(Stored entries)
****
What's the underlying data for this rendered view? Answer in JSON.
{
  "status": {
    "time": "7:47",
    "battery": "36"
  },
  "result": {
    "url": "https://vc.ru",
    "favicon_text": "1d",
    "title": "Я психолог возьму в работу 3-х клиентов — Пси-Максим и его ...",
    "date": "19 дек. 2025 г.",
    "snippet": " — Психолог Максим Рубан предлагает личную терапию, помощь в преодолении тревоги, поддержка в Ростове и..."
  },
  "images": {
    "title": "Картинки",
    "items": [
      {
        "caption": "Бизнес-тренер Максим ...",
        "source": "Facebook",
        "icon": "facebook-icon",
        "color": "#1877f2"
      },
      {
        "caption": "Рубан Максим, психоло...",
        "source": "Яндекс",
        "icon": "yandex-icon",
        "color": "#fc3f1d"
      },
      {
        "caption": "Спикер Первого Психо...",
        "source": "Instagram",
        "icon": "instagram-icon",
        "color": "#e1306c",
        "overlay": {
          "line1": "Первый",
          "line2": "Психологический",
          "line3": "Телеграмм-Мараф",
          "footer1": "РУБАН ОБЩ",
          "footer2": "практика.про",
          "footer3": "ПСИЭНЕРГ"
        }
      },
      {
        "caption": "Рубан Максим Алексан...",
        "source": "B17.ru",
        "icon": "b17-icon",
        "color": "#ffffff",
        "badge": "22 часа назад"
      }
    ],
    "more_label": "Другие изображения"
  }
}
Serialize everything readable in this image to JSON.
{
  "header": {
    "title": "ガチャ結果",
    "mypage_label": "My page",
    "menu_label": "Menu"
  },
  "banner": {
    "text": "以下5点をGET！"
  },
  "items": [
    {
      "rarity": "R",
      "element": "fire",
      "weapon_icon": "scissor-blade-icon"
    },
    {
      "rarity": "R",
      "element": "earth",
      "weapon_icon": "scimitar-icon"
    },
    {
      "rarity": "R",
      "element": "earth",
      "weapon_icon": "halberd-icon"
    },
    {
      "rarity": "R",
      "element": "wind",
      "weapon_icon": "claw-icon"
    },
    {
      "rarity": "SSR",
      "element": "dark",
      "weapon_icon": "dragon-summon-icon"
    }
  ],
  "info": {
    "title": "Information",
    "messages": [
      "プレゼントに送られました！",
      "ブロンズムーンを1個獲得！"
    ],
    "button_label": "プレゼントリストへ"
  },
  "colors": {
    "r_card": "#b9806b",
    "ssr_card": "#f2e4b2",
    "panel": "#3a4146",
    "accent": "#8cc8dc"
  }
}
****
• **What to produce**
Search the records for the string "element" and return every line in which it occurs.

• **Task result**
      "element": "fire",
      "element": "earth",
      "element": "earth",
      "element": "wind",
      "element": "dark",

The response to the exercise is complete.